▶ [The request]: Give the material once more, word for word, without any images.

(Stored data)
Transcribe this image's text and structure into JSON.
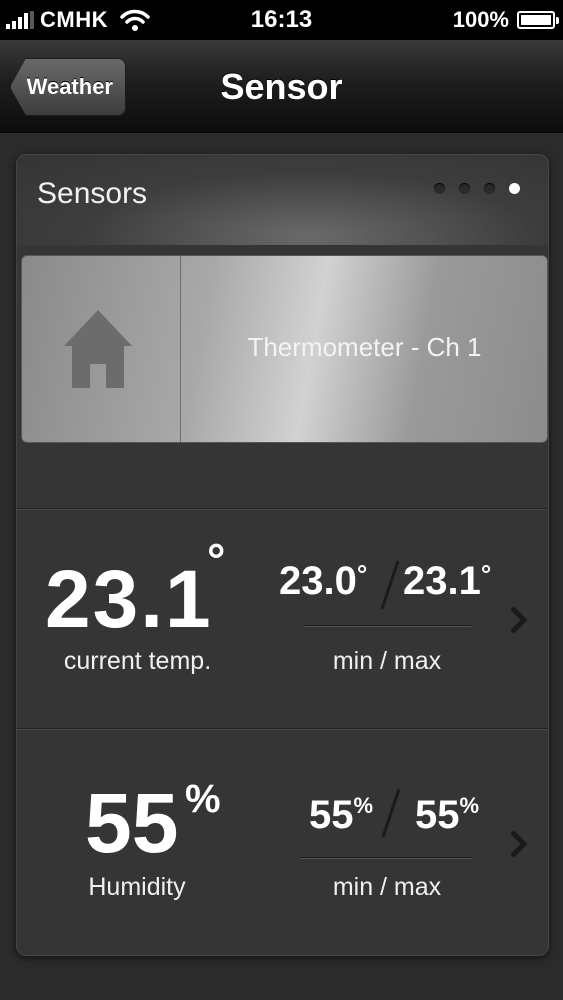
{
  "status_bar": {
    "carrier": "CMHK",
    "time": "16:13",
    "battery": "100%",
    "battery_level": 1.0,
    "signal_bars": 4
  },
  "nav": {
    "back_label": "Weather",
    "title": "Sensor"
  },
  "card": {
    "title": "Sensors",
    "page_dots": 4,
    "active_dot": 3,
    "sensor_name": "Thermometer - Ch 1",
    "sensor_icon": "home-icon"
  },
  "temperature": {
    "current": "23.1",
    "unit": "°",
    "current_label": "current temp.",
    "min": "23.0",
    "max": "23.1",
    "min_unit": "°",
    "max_unit": "°",
    "minmax_label": "min / max"
  },
  "humidity": {
    "current": "55",
    "unit": "%",
    "current_label": "Humidity",
    "min": "55",
    "max": "55",
    "min_unit": "%",
    "max_unit": "%",
    "minmax_label": "min / max"
  },
  "colors": {
    "background": "#2b2b2b",
    "card": "#353535",
    "text": "#ffffff"
  }
}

▶ [Response to this task]:
Transcribe this image's text and structure into JSON.
{
  "status_bar": {
    "carrier": "CMHK",
    "time": "16:13",
    "battery": "100%",
    "battery_level": 1.0,
    "signal_bars": 4
  },
  "nav": {
    "back_label": "Weather",
    "title": "Sensor"
  },
  "card": {
    "title": "Sensors",
    "page_dots": 4,
    "active_dot": 3,
    "sensor_name": "Thermometer - Ch 1",
    "sensor_icon": "home-icon"
  },
  "temperature": {
    "current": "23.1",
    "unit": "°",
    "current_label": "current temp.",
    "min": "23.0",
    "max": "23.1",
    "min_unit": "°",
    "max_unit": "°",
    "minmax_label": "min / max"
  },
  "humidity": {
    "current": "55",
    "unit": "%",
    "current_label": "Humidity",
    "min": "55",
    "max": "55",
    "min_unit": "%",
    "max_unit": "%",
    "minmax_label": "min / max"
  },
  "colors": {
    "background": "#2b2b2b",
    "card": "#353535",
    "text": "#ffffff"
  }
}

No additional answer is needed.